[Records excerpted from a collection]

★ ★ ★ ★

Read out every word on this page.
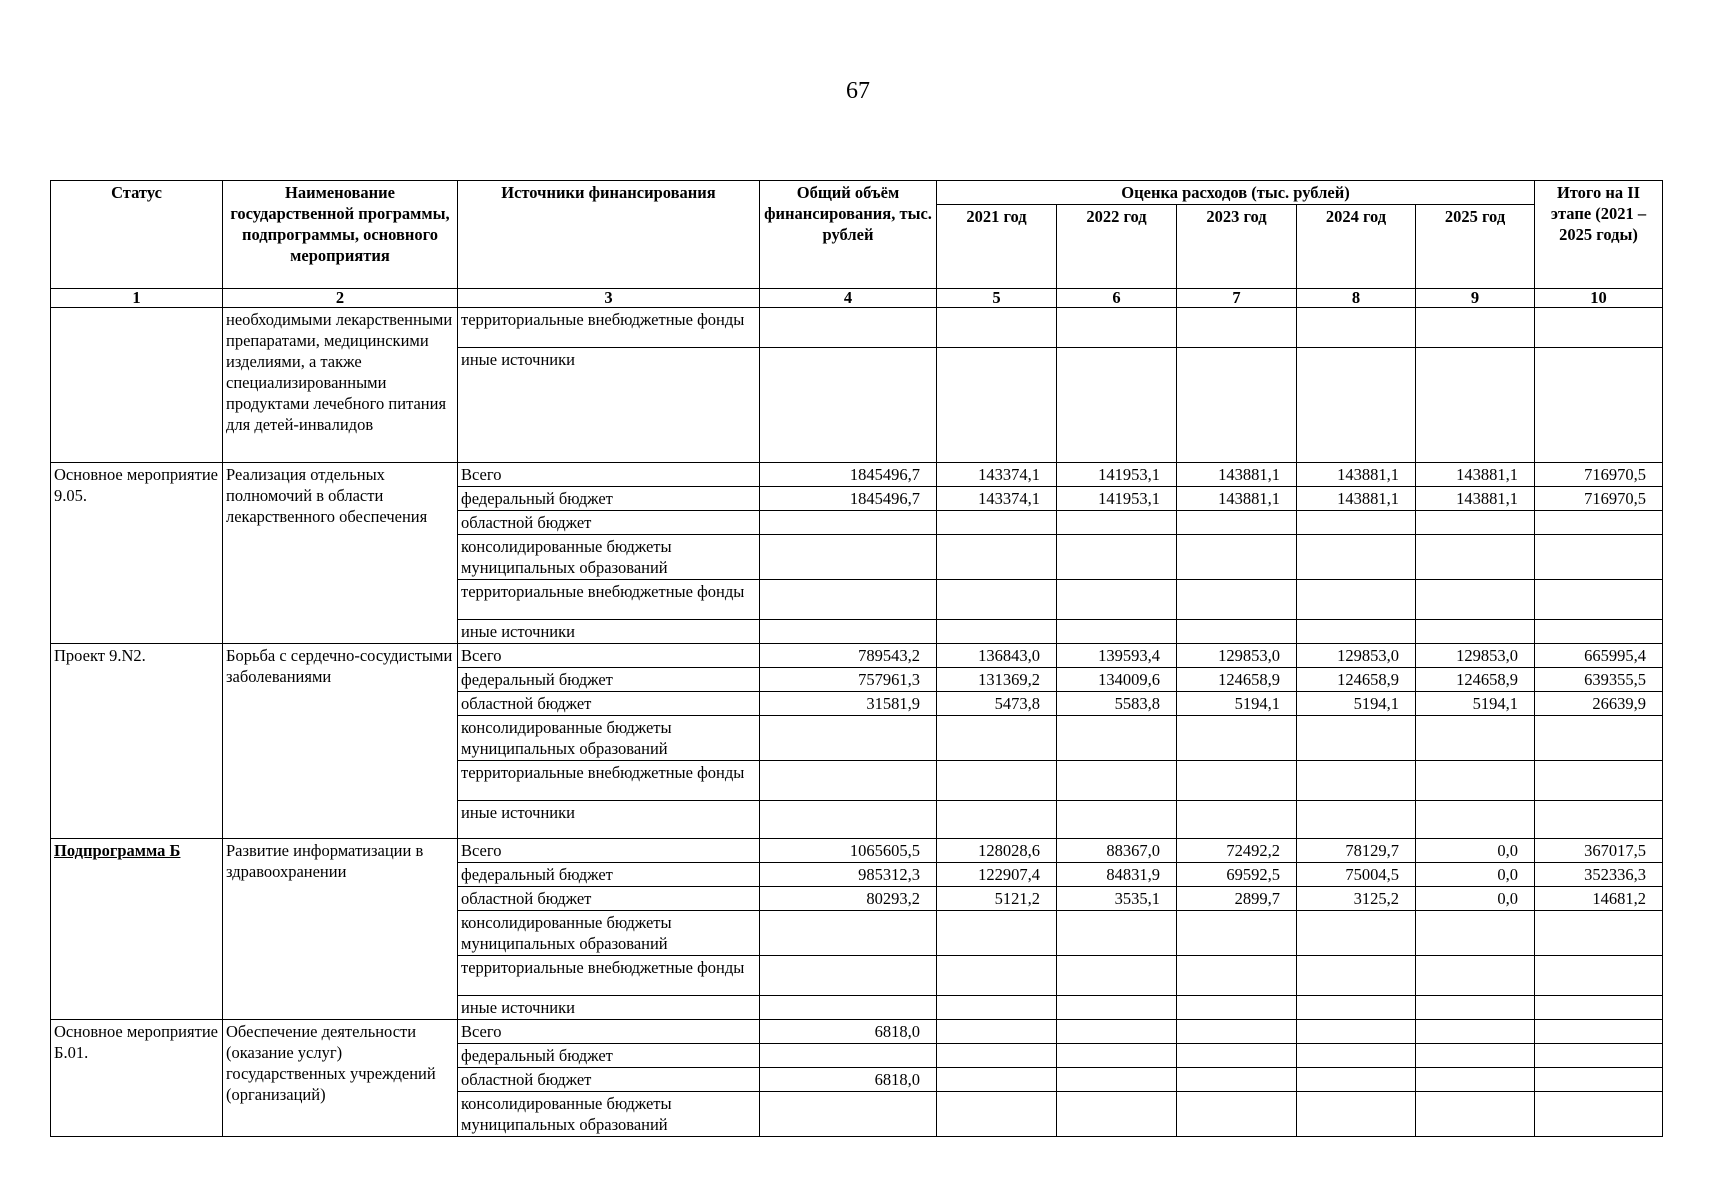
67
Статус	Наименование государственной программы, подпрограммы, основного мероприятия	Источники финансирования	Общий объём финансирования, тыс. рублей	Оценка расходов (тыс. рублей)					Итого на II этапе (2021 – 2025 годы)
				2021 год	2022 год	2023 год	2024 год	2025 год	
1	2	3	4	5	6	7	8	9	10
	необходимыми лекарственными препаратами, медицинскими изделиями, а также специализированными продуктами лечебного питания для детей-инвалидов	территориальные внебюджетные фонды							
		иные источники							
Основное мероприятие 9.05.	Реализация отдельных полномочий в области лекарственного обеспечения	Всего	1845496,7	143374,1	141953,1	143881,1	143881,1	143881,1	716970,5
		федеральный бюджет	1845496,7	143374,1	141953,1	143881,1	143881,1	143881,1	716970,5
		областной бюджет							
		консолидированные бюджеты муниципальных образований							
		территориальные внебюджетные фонды							
		иные источники							
Проект 9.N2.	Борьба с сердечно-сосудистыми заболеваниями	Всего	789543,2	136843,0	139593,4	129853,0	129853,0	129853,0	665995,4
		федеральный бюджет	757961,3	131369,2	134009,6	124658,9	124658,9	124658,9	639355,5
		областной бюджет	31581,9	5473,8	5583,8	5194,1	5194,1	5194,1	26639,9
		консолидированные бюджеты муниципальных образований							
		территориальные внебюджетные фонды							
		иные источники							
Подпрограмма Б	Развитие информатизации в здравоохранении	Всего	1065605,5	128028,6	88367,0	72492,2	78129,7	0,0	367017,5
		федеральный бюджет	985312,3	122907,4	84831,9	69592,5	75004,5	0,0	352336,3
		областной бюджет	80293,2	5121,2	3535,1	2899,7	3125,2	0,0	14681,2
		консолидированные бюджеты муниципальных образований							
		территориальные внебюджетные фонды							
		иные источники							
Основное мероприятие Б.01.	Обеспечение деятельности (оказание услуг) государственных учреждений (организаций)	Всего	6818,0						
		федеральный бюджет							
		областной бюджет	6818,0						
		консолидированные бюджеты муниципальных образований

★ ★ ★ ★

■ **Exercise brief**
Write the material out again exactly as it appears, dropping the pictures.

■ **Output**
Read out every word on this page.
67
Статус	Наименование государственной программы, подпрограммы, основного мероприятия	Источники финансирования	Общий объём финансирования, тыс. рублей	Оценка расходов (тыс. рублей)					Итого на II этапе (2021 – 2025 годы)
				2021 год	2022 год	2023 год	2024 год	2025 год	
1	2	3	4	5	6	7	8	9	10
	необходимыми лекарственными препаратами, медицинскими изделиями, а также специализированными продуктами лечебного питания для детей-инвалидов	территориальные внебюджетные фонды							
		иные источники							
Основное мероприятие 9.05.	Реализация отдельных полномочий в области лекарственного обеспечения	Всего	1845496,7	143374,1	141953,1	143881,1	143881,1	143881,1	716970,5
		федеральный бюджет	1845496,7	143374,1	141953,1	143881,1	143881,1	143881,1	716970,5
		областной бюджет							
		консолидированные бюджеты муниципальных образований							
		территориальные внебюджетные фонды							
		иные источники							
Проект 9.N2.	Борьба с сердечно-сосудистыми заболеваниями	Всего	789543,2	136843,0	139593,4	129853,0	129853,0	129853,0	665995,4
		федеральный бюджет	757961,3	131369,2	134009,6	124658,9	124658,9	124658,9	639355,5
		областной бюджет	31581,9	5473,8	5583,8	5194,1	5194,1	5194,1	26639,9
		консолидированные бюджеты муниципальных образований							
		территориальные внебюджетные фонды							
		иные источники							
Подпрограмма Б	Развитие информатизации в здравоохранении	Всего	1065605,5	128028,6	88367,0	72492,2	78129,7	0,0	367017,5
		федеральный бюджет	985312,3	122907,4	84831,9	69592,5	75004,5	0,0	352336,3
		областной бюджет	80293,2	5121,2	3535,1	2899,7	3125,2	0,0	14681,2
		консолидированные бюджеты муниципальных образований							
		территориальные внебюджетные фонды							
		иные источники							
Основное мероприятие Б.01.	Обеспечение деятельности (оказание услуг) государственных учреждений (организаций)	Всего	6818,0						
		федеральный бюджет							
		областной бюджет	6818,0						
		консолидированные бюджеты муниципальных образований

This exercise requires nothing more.